Set exercise:
State how many lines in the entries below contain "与中国同行就是与机遇同行". Write nothing but the number.

— Start of Information supplied —

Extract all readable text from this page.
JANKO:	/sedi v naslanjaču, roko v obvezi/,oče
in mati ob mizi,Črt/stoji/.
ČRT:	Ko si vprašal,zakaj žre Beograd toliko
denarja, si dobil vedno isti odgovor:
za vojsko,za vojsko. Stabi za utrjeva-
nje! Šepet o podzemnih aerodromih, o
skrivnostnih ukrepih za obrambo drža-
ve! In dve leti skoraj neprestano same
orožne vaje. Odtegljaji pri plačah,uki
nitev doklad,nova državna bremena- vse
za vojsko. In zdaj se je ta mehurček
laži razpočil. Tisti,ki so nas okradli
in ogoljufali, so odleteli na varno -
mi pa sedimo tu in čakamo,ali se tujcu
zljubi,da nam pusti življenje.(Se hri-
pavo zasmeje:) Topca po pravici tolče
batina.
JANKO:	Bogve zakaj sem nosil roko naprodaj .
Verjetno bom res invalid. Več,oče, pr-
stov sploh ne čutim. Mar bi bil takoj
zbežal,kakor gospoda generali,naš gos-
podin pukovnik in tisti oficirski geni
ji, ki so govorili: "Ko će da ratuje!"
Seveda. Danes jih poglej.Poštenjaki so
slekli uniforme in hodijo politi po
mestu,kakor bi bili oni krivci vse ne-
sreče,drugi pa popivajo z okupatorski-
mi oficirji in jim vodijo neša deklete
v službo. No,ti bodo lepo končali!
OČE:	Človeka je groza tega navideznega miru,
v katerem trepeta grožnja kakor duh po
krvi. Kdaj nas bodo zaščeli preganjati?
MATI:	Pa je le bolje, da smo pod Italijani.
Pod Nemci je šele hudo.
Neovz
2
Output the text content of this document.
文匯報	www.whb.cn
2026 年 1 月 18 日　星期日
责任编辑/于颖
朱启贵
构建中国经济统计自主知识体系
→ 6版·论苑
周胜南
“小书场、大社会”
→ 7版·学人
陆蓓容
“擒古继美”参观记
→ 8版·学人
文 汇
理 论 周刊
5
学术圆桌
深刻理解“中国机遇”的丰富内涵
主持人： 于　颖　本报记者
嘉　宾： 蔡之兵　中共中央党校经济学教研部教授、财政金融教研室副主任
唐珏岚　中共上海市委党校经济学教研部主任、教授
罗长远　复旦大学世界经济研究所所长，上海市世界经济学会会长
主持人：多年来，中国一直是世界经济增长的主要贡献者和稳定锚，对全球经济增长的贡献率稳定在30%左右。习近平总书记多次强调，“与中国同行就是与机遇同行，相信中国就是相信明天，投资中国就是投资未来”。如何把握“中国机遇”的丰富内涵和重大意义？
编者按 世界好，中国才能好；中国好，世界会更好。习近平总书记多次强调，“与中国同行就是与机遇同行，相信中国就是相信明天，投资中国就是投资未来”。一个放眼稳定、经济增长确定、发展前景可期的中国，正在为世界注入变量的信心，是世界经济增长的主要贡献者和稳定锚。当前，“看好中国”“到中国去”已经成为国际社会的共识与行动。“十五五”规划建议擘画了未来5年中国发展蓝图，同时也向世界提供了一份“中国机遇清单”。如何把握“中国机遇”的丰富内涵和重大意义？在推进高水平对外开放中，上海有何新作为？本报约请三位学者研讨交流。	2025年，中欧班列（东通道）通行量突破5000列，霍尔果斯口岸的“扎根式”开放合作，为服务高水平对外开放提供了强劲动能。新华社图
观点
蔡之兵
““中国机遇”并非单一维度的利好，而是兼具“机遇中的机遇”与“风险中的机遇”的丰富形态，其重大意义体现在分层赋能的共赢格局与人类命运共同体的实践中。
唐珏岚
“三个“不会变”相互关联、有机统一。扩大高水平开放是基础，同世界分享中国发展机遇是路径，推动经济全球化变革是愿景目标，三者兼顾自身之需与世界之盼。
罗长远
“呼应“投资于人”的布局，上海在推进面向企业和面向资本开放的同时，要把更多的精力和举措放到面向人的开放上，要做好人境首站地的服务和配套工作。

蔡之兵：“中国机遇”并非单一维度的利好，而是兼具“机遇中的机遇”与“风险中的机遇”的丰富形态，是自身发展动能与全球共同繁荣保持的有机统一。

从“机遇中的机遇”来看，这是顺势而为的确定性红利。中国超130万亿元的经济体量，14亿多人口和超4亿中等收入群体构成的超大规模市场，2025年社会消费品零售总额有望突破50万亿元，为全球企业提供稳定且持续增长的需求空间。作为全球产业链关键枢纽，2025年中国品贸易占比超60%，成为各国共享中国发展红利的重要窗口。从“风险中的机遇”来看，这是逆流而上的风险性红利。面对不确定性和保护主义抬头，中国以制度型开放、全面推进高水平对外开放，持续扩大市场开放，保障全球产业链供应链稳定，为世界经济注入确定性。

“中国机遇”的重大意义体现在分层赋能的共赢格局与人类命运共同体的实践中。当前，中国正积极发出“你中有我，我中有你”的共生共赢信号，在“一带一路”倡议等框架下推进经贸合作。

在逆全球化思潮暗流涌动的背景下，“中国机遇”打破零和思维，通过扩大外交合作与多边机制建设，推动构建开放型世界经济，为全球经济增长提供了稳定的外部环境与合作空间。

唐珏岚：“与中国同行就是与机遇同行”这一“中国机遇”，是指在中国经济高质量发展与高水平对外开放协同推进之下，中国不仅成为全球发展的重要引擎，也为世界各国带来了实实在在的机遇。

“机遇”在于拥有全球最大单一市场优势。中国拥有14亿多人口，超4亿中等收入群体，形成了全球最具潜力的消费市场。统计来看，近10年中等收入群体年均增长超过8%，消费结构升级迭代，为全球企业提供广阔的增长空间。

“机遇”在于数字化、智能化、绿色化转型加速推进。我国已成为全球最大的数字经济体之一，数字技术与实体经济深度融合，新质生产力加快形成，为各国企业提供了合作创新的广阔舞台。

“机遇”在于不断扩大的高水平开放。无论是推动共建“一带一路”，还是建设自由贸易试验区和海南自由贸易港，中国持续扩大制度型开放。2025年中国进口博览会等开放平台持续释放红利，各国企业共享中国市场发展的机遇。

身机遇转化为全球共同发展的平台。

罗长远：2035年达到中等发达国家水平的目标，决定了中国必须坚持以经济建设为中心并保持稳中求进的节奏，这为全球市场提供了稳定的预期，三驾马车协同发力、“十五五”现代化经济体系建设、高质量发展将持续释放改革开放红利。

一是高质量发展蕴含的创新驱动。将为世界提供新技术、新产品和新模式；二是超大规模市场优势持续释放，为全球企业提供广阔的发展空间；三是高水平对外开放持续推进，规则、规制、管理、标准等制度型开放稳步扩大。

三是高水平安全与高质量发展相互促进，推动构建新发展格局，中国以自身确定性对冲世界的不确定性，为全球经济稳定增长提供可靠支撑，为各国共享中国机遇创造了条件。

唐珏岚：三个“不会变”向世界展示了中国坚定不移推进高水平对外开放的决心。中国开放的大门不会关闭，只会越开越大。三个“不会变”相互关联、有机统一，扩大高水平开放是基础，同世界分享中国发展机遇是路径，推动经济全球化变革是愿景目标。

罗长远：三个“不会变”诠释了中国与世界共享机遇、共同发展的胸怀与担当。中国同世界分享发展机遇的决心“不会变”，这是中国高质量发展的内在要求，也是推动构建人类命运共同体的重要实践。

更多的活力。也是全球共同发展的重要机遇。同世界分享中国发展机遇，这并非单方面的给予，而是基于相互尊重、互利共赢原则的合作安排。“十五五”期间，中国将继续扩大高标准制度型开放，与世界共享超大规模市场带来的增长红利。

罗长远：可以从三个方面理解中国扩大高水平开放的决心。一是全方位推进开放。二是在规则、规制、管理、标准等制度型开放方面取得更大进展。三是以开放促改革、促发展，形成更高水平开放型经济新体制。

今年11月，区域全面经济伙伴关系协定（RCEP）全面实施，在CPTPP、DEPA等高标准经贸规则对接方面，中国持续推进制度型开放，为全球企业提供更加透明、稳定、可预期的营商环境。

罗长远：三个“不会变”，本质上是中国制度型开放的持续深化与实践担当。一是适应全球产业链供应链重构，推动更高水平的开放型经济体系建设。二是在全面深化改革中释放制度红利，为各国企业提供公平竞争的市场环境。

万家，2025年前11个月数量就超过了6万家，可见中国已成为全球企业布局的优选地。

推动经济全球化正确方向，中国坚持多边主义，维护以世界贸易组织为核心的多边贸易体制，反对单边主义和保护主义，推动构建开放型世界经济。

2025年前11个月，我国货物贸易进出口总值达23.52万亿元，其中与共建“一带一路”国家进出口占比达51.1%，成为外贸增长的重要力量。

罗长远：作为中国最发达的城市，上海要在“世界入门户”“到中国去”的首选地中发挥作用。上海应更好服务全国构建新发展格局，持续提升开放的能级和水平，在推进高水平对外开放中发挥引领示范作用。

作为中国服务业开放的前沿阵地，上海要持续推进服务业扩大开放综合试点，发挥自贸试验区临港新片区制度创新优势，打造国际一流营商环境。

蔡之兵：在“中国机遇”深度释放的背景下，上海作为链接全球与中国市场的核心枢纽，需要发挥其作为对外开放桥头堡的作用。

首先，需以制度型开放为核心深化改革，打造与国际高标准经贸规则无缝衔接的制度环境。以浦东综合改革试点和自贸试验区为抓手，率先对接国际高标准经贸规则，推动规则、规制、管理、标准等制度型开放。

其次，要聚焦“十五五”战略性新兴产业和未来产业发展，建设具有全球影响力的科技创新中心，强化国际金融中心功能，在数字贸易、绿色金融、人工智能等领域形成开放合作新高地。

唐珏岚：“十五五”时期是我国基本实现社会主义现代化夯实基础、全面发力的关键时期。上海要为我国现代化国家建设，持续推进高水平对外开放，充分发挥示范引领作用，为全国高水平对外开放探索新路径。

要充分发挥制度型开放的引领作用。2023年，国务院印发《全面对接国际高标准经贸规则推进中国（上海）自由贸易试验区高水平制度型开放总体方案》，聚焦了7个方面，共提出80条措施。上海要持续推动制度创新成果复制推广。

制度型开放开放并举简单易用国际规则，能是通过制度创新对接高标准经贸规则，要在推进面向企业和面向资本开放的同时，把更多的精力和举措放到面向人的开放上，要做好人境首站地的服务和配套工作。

— End of Information supplied —

Answer:
3